* Selected passage
◇ ◇ ◇ ◇

In many practical situations the model may have very high order or it may not be known precisely. In these cases it is desirable to develop adaptive methods that find the optimal controller and/or approximations thereof which do not require explicit modeling and solution of the Riccati equations. Dynamic Programming (DP) provides a basis for compiling planning results into reactive strategies for real-time control which can be enhanced with learning. Such strategies allow control even when the system model is not completely known. Barto et. al. (1995) describe various DP-based reinforcement learning algorithms such as Sutton's Temporal Difference methods, Watkins' Q-learning, and Werbos' Heuristic DP. The main application areas for these methods have been for systems with a discrete state space (Markov decision problems).
In 1994, Bradtke introduced the Adaptive Policy Iteration (API) algorithm based on Q-learning and Policy Iteration and successfully solved the problem of adaptive LQ regulation with state feedback. He proved that the algorithm converges to the optimal controller provided that the underlying system is controllable, that there are no disturbances and that a particular signal vector is persistently excited. A Kalman filter or full state information was still needed for implementation. This severely limits the applicability of the method, especially in the multi-scale case when it is not clear which states are important to measure and models are not available for state estimation.
The approach we develop in this paper is motivated by Bradtke's method. However, in order to address the multi-scale and reduced order problems, we have developed methods that use input output data to obtain highly reduced order representations of the optimal feedback strategies and optimal controls that do not require Kalman filtering. This leads to a novel approach for DP-based reinforcement learning which should work well for systems where most modes have dynamics that dissipate quickly. The use of input output data allows us to focus modeling attention on the low order (observable and controllable) dynamics while the fast (poorly observable) dynamics are allowed to drift.
The algorithm itself uses Watkins' Q-learning algorithm implemented with API. The API algorithm estimates a stochastic ARMAX model. The resulting model represents a low order approximation to a high order plant. In this work, we use recursive least squares as our regression tool; however any constrained optimization procedure can be used for this step.

◇ ◇ ◇ ◇

* Prompt A
Duplicate the lines of the records starting at the line containing "row-number-cell[interactable]: 6 bbox=[619, 610, 645, 629]" and ending at the line containing "floor-kind-cell[interactable]: Ανώγειο bbox=[745, 591, 846, 610]".

[Layout region records]
◇ ◇ ◇ ◇

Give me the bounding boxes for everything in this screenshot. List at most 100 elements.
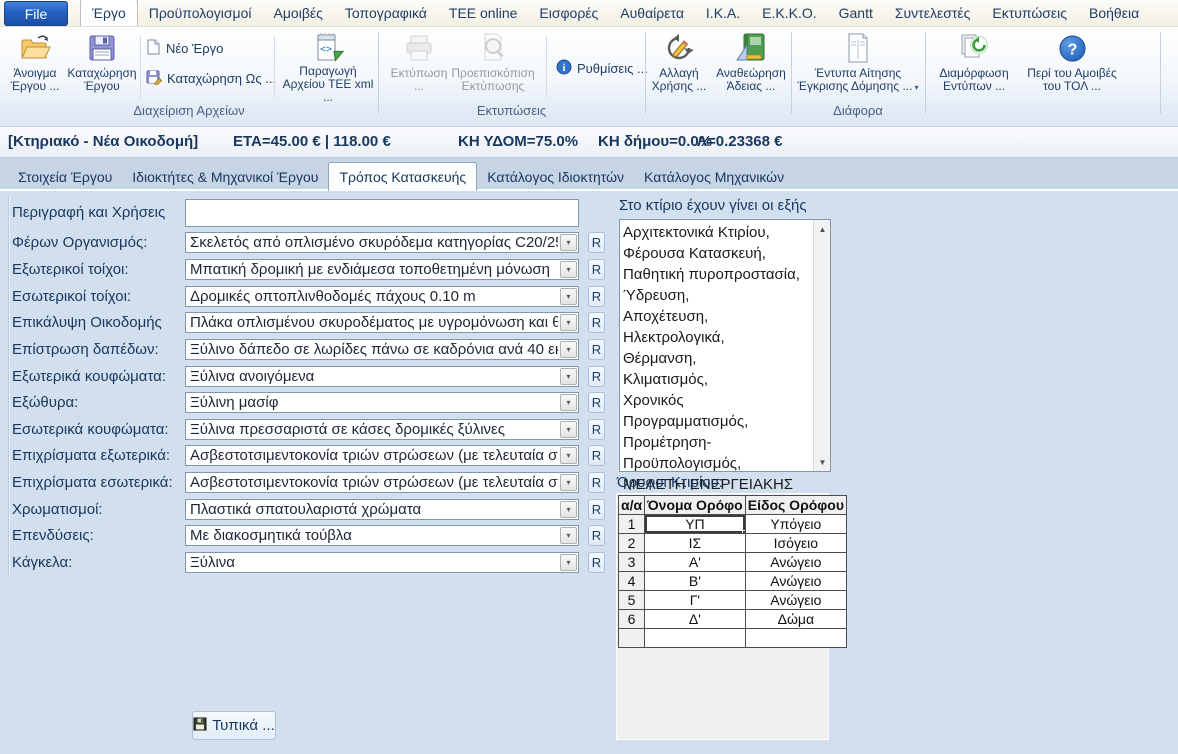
row-number-cell[interactable]: 6 bbox=[619, 610, 645, 629]
list-item[interactable]: Ύδρευση, bbox=[623, 285, 810, 306]
list-item[interactable]: Ηλεκτρολογικά, bbox=[623, 327, 810, 348]
combobox-dropdown-button[interactable]: ▾ bbox=[560, 554, 577, 571]
combobox-dropdown-button[interactable]: ▾ bbox=[560, 474, 577, 491]
floor-kind-cell[interactable]: Υπόγειο bbox=[745, 515, 846, 534]
list-scrollbar[interactable]: ▲ ▼ bbox=[813, 220, 830, 471]
epixrismata-esoterika-combobox[interactable]: Ασβεστοτσιμεντοκονία τριών στρώσεων (με … bbox=[185, 472, 579, 493]
floor-kind-cell[interactable]: Ανώγειο bbox=[745, 591, 846, 610]
combobox-dropdown-button[interactable]: ▾ bbox=[560, 341, 577, 358]
floor-kind-cell[interactable]: Ισόγειο bbox=[745, 534, 846, 553]
row-number-cell[interactable]: 1 bbox=[619, 515, 645, 534]
ribbon-tab-amoibes[interactable]: Αμοιβές bbox=[263, 0, 334, 26]
about-button[interactable]: ? Περί του Αμοιβές του ΤΟΛ ... bbox=[1022, 31, 1122, 103]
print-button[interactable]: Εκτύπωση ... bbox=[392, 31, 446, 103]
reset-button[interactable]: R bbox=[588, 472, 605, 493]
reset-button[interactable]: R bbox=[588, 499, 605, 520]
open-project-button[interactable]: Άνοιγμα Έργου ... bbox=[6, 31, 64, 103]
floor-name-cell[interactable]: ΙΣ bbox=[645, 534, 746, 553]
esoterikoi-toixoi-combobox[interactable]: Δρομικές οπτοπλινθοδομές πάχους 0.10 m ▾ bbox=[185, 286, 579, 307]
combobox-dropdown-button[interactable]: ▾ bbox=[560, 261, 577, 278]
floor-name-cell[interactable]: Β' bbox=[645, 572, 746, 591]
ribbon-tab-tee-online[interactable]: ΤΕΕ online bbox=[438, 0, 528, 26]
settings-button[interactable]: i Ρυθμίσεις ... bbox=[556, 57, 648, 79]
floor-name-cell[interactable]: Α' bbox=[645, 553, 746, 572]
exothyra-combobox[interactable]: Ξύλινη μασίφ ▾ bbox=[185, 392, 579, 413]
epikalypsi-oikodomis-combobox[interactable]: Πλάκα οπλισμένου σκυροδέματος με υγρομόν… bbox=[185, 312, 579, 333]
ribbon-tab-syntelestes[interactable]: Συντελεστές bbox=[884, 0, 981, 26]
tab-katalogos-mixanikon[interactable]: Κατάλογος Μηχανικών bbox=[634, 164, 794, 191]
exoterikoi-toixoi-combobox[interactable]: Μπατική δρομική με ενδιάμεσα τοποθετημέν… bbox=[185, 259, 579, 280]
combobox-dropdown-button[interactable]: ▾ bbox=[560, 234, 577, 251]
epistrosi-dapedon-combobox[interactable]: Ξύλινο δάπεδο σε λωρίδες πάνω σε καδρόνι… bbox=[185, 339, 579, 360]
list-item[interactable]: Θέρμανση, bbox=[623, 348, 810, 369]
new-project-button[interactable]: Νέο Έργο bbox=[146, 37, 223, 59]
floor-name-cell[interactable]: ΥΠ bbox=[645, 515, 746, 534]
tab-stoixeia-ergou[interactable]: Στοιχεία Έργου bbox=[8, 164, 122, 191]
print-preview-button[interactable]: Προεπισκόπιση Εκτύπωσης bbox=[448, 31, 538, 103]
reset-button[interactable]: R bbox=[588, 552, 605, 573]
ribbon-tab-topografika[interactable]: Τοπογραφικά bbox=[334, 0, 438, 26]
scroll-down-icon[interactable]: ▼ bbox=[814, 454, 831, 470]
combobox-dropdown-button[interactable]: ▾ bbox=[560, 527, 577, 544]
ribbon-tab-eisfores[interactable]: Εισφορές bbox=[528, 0, 609, 26]
floor-kind-cell[interactable]: Δώμα bbox=[745, 610, 846, 629]
studies-listbox[interactable]: Αρχιτεκτονικά Κτιρίου, Φέρουσα Κατασκευή… bbox=[619, 219, 831, 472]
feron-organismos-combobox[interactable]: Σκελετός από οπλισμένο σκυρόδεμα κατηγορ… bbox=[185, 232, 579, 253]
ribbon-tab-boitheia[interactable]: Βοήθεια bbox=[1078, 0, 1150, 26]
list-item[interactable]: Παθητική πυροπροστασία, bbox=[623, 264, 810, 285]
application-forms-button[interactable]: Έντυπα Αίτησης Έγκρισης Δόμησης ...▾ bbox=[797, 31, 919, 103]
reset-button[interactable]: R bbox=[588, 392, 605, 413]
list-item[interactable]: Προμέτρηση-Προϋπολογισμός, bbox=[623, 432, 810, 474]
combobox-dropdown-button[interactable]: ▾ bbox=[560, 368, 577, 385]
ribbon-tab-authaireta[interactable]: Αυθαίρετα bbox=[609, 0, 695, 26]
typika-button[interactable]: Τυπικά ... bbox=[192, 711, 276, 740]
floor-kind-cell[interactable]: Ανώγειο bbox=[745, 553, 846, 572]
reset-button[interactable]: R bbox=[588, 525, 605, 546]
save-project-button[interactable]: Καταχώρηση Έργου bbox=[66, 31, 138, 103]
ribbon-tab-ergo[interactable]: Έργο bbox=[80, 0, 138, 26]
scroll-up-icon[interactable]: ▲ bbox=[814, 221, 831, 237]
combobox-dropdown-button[interactable]: ▾ bbox=[560, 501, 577, 518]
tab-katalogos-idioktiton[interactable]: Κατάλογος Ιδιοκτητών bbox=[477, 164, 634, 191]
combobox-dropdown-button[interactable]: ▾ bbox=[560, 394, 577, 411]
reset-button[interactable]: R bbox=[588, 366, 605, 387]
reset-button[interactable]: R bbox=[588, 445, 605, 466]
list-item[interactable]: Κλιματισμός, bbox=[623, 369, 810, 390]
license-revision-button[interactable]: Αναθεώρηση Άδειας ... bbox=[710, 31, 792, 103]
ependyseis-combobox[interactable]: Με διακοσμητικά τούβλα ▾ bbox=[185, 525, 579, 546]
floor-kind-cell[interactable] bbox=[745, 629, 846, 648]
ribbon-tab-gantt[interactable]: Gantt bbox=[828, 0, 884, 26]
esoterika-koufomata-combobox[interactable]: Ξύλινα πρεσσαριστά σε κάσες δρομικές ξύλ… bbox=[185, 419, 579, 440]
row-number-cell[interactable]: 3 bbox=[619, 553, 645, 572]
tab-idioktites-mixanikoi[interactable]: Ιδιοκτήτες & Μηχανικοί Έργου bbox=[122, 164, 328, 191]
row-number-cell[interactable]: 2 bbox=[619, 534, 645, 553]
list-item[interactable]: Αρχιτεκτονικά Κτιρίου, bbox=[623, 222, 810, 243]
row-number-cell[interactable]: 4 bbox=[619, 572, 645, 591]
floor-name-cell[interactable] bbox=[645, 629, 746, 648]
combobox-dropdown-button[interactable]: ▾ bbox=[560, 288, 577, 305]
row-number-cell[interactable]: 5 bbox=[619, 591, 645, 610]
save-as-button[interactable]: Καταχώρηση Ως ... bbox=[146, 67, 276, 89]
combobox-dropdown-button[interactable]: ▾ bbox=[560, 421, 577, 438]
list-item[interactable]: Φέρουσα Κατασκευή, bbox=[623, 243, 810, 264]
combobox-dropdown-button[interactable]: ▾ bbox=[560, 447, 577, 464]
ribbon-tab-proypologismoi[interactable]: Προϋπολογισμοί bbox=[138, 0, 263, 26]
list-item[interactable]: Αποχέτευση, bbox=[623, 306, 810, 327]
floor-name-cell[interactable]: Δ' bbox=[645, 610, 746, 629]
tab-tropos-kataskevis[interactable]: Τρόπος Κατασκευής bbox=[328, 162, 477, 191]
description-input[interactable] bbox=[185, 199, 579, 227]
combobox-dropdown-button[interactable]: ▾ bbox=[560, 314, 577, 331]
change-use-button[interactable]: Αλλαγή Χρήσης ... bbox=[650, 31, 708, 103]
exoterika-koufomata-combobox[interactable]: Ξύλινα ανοιγόμενα ▾ bbox=[185, 366, 579, 387]
ribbon-tab-ekko[interactable]: Ε.Κ.Κ.Ο. bbox=[751, 0, 827, 26]
reset-button[interactable]: R bbox=[588, 419, 605, 440]
file-menu-button[interactable]: File bbox=[4, 1, 68, 26]
epixrismata-exoterika-combobox[interactable]: Ασβεστοτσιμεντοκονία τριών στρώσεων (με … bbox=[185, 445, 579, 466]
ribbon-tab-ektyposeis[interactable]: Εκτυπώσεις bbox=[981, 0, 1078, 26]
reset-button[interactable]: R bbox=[588, 232, 605, 253]
kagkela-combobox[interactable]: Ξύλινα ▾ bbox=[185, 552, 579, 573]
list-item[interactable]: Χρονικός Προγραμματισμός, bbox=[623, 390, 810, 432]
reset-button[interactable]: R bbox=[588, 339, 605, 360]
xromatismoi-combobox[interactable]: Πλαστικά σπατουλαριστά χρώματα ▾ bbox=[185, 499, 579, 520]
reset-button[interactable]: R bbox=[588, 312, 605, 333]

◇ ◇ ◇ ◇

* Prompt B
According to the adaptive control passage, which regression tool does the work use?

* Finished answer A
row-number-cell[interactable]: 6 bbox=[619, 610, 645, 629]
list-item[interactable]: Ύδρευση, bbox=[623, 285, 810, 306]
list-item[interactable]: Ηλεκτρολογικά, bbox=[623, 327, 810, 348]
combobox-dropdown-button[interactable]: ▾ bbox=[560, 554, 577, 571]
combobox-dropdown-button[interactable]: ▾ bbox=[560, 474, 577, 491]
floor-kind-cell[interactable]: Υπόγειο bbox=[745, 515, 846, 534]
list-scrollbar[interactable]: ▲ ▼ bbox=[813, 220, 830, 471]
epixrismata-esoterika-combobox[interactable]: Ασβεστοτσιμεντοκονία τριών στρώσεων (με … bbox=[185, 472, 579, 493]
floor-kind-cell[interactable]: Ανώγειο bbox=[745, 591, 846, 610]

* Finished answer B
Recursive least squares.